#### Set exercise
Return the full material exactly.

[Dataset entries on figures]
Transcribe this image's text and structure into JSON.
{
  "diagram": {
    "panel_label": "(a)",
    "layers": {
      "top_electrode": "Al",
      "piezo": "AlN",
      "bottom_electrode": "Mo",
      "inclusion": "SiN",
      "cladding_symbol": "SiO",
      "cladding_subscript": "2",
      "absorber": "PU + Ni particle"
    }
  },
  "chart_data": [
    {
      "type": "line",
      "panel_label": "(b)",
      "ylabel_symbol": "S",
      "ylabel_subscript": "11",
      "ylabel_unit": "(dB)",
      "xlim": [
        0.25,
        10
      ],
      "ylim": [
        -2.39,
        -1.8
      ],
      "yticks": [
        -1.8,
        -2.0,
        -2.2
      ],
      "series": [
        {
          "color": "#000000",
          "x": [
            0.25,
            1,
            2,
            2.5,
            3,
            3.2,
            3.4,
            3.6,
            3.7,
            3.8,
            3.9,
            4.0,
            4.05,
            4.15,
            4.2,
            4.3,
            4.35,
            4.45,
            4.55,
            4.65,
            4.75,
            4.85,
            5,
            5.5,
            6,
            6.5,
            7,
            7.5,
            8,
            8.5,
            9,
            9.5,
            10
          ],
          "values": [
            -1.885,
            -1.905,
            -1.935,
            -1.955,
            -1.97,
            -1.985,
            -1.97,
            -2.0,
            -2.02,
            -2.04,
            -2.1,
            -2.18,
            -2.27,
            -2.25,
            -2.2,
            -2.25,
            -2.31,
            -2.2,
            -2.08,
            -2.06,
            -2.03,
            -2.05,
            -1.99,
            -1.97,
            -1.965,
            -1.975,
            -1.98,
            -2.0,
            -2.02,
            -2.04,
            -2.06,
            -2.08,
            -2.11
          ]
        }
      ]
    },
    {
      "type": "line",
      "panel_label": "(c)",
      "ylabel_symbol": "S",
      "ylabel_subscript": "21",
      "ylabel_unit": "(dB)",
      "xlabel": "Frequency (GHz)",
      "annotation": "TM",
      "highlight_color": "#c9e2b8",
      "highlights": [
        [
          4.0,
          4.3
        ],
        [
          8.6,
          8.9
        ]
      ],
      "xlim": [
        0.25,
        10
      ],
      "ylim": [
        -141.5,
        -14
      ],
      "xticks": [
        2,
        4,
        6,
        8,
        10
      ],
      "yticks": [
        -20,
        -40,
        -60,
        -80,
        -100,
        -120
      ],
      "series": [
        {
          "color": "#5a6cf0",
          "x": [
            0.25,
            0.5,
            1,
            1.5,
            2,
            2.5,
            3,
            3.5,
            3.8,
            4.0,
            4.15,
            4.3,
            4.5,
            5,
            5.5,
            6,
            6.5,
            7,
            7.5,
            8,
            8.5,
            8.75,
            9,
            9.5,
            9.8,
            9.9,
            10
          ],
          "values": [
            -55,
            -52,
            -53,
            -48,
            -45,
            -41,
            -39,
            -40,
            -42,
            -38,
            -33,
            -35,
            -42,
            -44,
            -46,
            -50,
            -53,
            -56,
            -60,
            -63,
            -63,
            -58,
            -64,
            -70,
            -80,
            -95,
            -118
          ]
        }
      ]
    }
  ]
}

#### Output of the task
Transcribe this image's text and structure into JSON.
{
  "diagram": {
    "panel_label": "(a)",
    "layers": {
      "top_electrode": "Al",
      "piezo": "AlN",
      "bottom_electrode": "Mo",
      "inclusion": "SiN",
      "cladding_symbol": "SiO",
      "cladding_subscript": "2",
      "absorber": "PU + Ni particle"
    }
  },
  "chart_data": [
    {
      "type": "line",
      "panel_label": "(b)",
      "ylabel_symbol": "S",
      "ylabel_subscript": "11",
      "ylabel_unit": "(dB)",
      "xlim": [
        0.25,
        10
      ],
      "ylim": [
        -2.39,
        -1.8
      ],
      "yticks": [
        -1.8,
        -2.0,
        -2.2
      ],
      "series": [
        {
          "color": "#000000",
          "x": [
            0.25,
            1,
            2,
            2.5,
            3,
            3.2,
            3.4,
            3.6,
            3.7,
            3.8,
            3.9,
            4.0,
            4.05,
            4.15,
            4.2,
            4.3,
            4.35,
            4.45,
            4.55,
            4.65,
            4.75,
            4.85,
            5,
            5.5,
            6,
            6.5,
            7,
            7.5,
            8,
            8.5,
            9,
            9.5,
            10
          ],
          "values": [
            -1.885,
            -1.905,
            -1.935,
            -1.955,
            -1.97,
            -1.985,
            -1.97,
            -2.0,
            -2.02,
            -2.04,
            -2.1,
            -2.18,
            -2.27,
            -2.25,
            -2.2,
            -2.25,
            -2.31,
            -2.2,
            -2.08,
            -2.06,
            -2.03,
            -2.05,
            -1.99,
            -1.97,
            -1.965,
            -1.975,
            -1.98,
            -2.0,
            -2.02,
            -2.04,
            -2.06,
            -2.08,
            -2.11
          ]
        }
      ]
    },
    {
      "type": "line",
      "panel_label": "(c)",
      "ylabel_symbol": "S",
      "ylabel_subscript": "21",
      "ylabel_unit": "(dB)",
      "xlabel": "Frequency (GHz)",
      "annotation": "TM",
      "highlight_color": "#c9e2b8",
      "highlights": [
        [
          4.0,
          4.3
        ],
        [
          8.6,
          8.9
        ]
      ],
      "xlim": [
        0.25,
        10
      ],
      "ylim": [
        -141.5,
        -14
      ],
      "xticks": [
        2,
        4,
        6,
        8,
        10
      ],
      "yticks": [
        -20,
        -40,
        -60,
        -80,
        -100,
        -120
      ],
      "series": [
        {
          "color": "#5a6cf0",
          "x": [
            0.25,
            0.5,
            1,
            1.5,
            2,
            2.5,
            3,
            3.5,
            3.8,
            4.0,
            4.15,
            4.3,
            4.5,
            5,
            5.5,
            6,
            6.5,
            7,
            7.5,
            8,
            8.5,
            8.75,
            9,
            9.5,
            9.8,
            9.9,
            10
          ],
          "values": [
            -55,
            -52,
            -53,
            -48,
            -45,
            -41,
            -39,
            -40,
            -42,
            -38,
            -33,
            -35,
            -42,
            -44,
            -46,
            -50,
            -53,
            -56,
            -60,
            -63,
            -63,
            -58,
            -64,
            -70,
            -80,
            -95,
            -118
          ]
        }
      ]
    }
  ]
}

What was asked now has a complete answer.